Required task
Copy out each line featuring the string "width" from the entries beneath.

Stored data
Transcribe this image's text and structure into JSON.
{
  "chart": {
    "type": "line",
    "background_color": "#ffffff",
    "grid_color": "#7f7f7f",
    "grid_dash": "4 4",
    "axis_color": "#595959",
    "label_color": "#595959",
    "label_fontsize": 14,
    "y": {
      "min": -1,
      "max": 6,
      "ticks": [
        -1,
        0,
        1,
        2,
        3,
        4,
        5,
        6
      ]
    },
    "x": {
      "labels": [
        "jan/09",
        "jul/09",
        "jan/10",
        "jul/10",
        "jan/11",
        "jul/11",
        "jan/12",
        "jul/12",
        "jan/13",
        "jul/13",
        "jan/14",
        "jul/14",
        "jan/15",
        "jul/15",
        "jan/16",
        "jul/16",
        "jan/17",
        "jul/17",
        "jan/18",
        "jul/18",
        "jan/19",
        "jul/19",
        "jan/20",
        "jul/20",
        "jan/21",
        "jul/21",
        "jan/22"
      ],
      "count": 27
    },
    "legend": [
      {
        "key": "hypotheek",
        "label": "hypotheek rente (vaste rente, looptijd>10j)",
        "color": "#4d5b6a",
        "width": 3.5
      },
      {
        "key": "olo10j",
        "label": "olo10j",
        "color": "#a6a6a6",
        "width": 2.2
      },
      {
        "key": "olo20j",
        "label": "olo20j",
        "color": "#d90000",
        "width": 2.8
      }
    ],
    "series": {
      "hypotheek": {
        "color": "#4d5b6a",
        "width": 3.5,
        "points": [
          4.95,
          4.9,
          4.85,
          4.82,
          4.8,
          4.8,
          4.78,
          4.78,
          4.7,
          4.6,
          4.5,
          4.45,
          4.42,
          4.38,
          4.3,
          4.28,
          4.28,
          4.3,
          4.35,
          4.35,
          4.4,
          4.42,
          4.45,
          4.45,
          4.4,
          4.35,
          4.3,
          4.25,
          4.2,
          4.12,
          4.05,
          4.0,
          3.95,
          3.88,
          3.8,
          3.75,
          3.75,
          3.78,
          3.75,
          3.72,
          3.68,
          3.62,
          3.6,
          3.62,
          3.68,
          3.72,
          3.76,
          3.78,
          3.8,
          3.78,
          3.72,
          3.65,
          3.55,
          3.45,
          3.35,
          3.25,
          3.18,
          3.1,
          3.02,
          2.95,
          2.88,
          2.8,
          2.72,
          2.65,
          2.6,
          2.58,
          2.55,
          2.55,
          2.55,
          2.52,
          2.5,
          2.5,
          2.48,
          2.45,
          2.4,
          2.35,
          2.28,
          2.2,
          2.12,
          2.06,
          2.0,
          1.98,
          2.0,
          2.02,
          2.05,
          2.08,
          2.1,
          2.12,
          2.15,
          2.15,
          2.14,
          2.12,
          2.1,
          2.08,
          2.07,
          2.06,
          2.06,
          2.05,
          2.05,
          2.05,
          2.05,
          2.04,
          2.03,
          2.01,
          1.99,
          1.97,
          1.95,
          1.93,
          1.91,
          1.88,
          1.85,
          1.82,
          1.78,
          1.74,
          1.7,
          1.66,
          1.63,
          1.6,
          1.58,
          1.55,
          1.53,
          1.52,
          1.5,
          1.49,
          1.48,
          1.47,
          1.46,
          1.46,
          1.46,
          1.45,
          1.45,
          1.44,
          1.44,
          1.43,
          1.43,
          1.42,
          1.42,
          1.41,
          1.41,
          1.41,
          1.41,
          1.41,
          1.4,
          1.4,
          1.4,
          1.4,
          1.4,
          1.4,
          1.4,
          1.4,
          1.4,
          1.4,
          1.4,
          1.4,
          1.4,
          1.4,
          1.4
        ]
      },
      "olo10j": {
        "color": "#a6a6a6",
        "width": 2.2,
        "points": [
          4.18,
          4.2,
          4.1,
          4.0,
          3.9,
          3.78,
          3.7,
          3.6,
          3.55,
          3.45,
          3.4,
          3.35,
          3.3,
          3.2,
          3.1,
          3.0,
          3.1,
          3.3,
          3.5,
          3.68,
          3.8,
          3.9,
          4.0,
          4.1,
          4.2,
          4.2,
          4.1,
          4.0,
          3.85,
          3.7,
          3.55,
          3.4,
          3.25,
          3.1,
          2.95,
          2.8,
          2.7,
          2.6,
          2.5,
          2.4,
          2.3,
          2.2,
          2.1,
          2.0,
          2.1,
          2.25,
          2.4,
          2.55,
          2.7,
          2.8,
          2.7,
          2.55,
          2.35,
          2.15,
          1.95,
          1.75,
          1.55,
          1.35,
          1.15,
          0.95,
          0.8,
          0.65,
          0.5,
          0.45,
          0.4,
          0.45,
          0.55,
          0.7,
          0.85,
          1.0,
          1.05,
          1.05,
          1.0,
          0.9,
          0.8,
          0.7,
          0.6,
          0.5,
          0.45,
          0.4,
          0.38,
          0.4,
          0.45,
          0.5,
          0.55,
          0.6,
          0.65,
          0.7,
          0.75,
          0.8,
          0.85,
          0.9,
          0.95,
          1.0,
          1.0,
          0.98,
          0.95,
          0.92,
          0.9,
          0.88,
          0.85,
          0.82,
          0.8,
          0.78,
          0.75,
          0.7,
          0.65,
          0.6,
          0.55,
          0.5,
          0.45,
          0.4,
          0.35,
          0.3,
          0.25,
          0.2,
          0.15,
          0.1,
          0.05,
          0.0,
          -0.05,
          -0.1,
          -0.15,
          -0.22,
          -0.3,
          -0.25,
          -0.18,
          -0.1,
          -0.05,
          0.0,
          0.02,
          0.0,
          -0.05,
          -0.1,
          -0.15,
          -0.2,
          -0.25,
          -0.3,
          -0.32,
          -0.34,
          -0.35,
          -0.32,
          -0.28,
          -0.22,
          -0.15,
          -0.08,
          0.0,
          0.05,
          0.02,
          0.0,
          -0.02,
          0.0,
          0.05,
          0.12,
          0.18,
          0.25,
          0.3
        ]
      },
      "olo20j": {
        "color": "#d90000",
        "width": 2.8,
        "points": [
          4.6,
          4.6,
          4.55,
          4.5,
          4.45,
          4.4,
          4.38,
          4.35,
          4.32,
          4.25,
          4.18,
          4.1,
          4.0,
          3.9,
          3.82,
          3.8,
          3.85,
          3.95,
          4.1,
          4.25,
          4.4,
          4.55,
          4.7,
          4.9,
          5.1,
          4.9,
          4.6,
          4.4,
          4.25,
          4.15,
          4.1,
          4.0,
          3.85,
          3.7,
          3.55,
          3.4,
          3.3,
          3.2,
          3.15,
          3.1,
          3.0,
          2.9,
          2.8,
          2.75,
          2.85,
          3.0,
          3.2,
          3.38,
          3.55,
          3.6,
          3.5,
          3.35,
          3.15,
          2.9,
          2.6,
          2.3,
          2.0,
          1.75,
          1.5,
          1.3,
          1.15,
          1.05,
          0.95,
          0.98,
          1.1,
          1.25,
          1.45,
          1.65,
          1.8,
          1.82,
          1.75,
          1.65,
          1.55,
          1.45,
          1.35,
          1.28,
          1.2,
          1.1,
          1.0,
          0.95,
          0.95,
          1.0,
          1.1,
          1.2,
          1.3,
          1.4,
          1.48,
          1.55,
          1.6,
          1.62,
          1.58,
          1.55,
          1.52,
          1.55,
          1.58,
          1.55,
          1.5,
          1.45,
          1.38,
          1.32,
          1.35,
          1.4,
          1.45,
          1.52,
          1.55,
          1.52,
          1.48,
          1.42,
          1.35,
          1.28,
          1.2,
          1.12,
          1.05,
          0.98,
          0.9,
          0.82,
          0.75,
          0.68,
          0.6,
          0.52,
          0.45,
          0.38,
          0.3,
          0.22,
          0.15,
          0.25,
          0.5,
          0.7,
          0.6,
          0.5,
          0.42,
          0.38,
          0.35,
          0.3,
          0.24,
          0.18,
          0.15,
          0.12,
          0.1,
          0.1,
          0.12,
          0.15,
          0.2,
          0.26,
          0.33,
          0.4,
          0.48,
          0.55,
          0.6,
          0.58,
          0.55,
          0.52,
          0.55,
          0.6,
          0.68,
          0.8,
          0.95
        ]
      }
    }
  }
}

Task output
        "width": 3.5
        "width": 2.2
        "width": 2.8
        "width": 3.5,
        "width": 2.2,
        "width": 2.8,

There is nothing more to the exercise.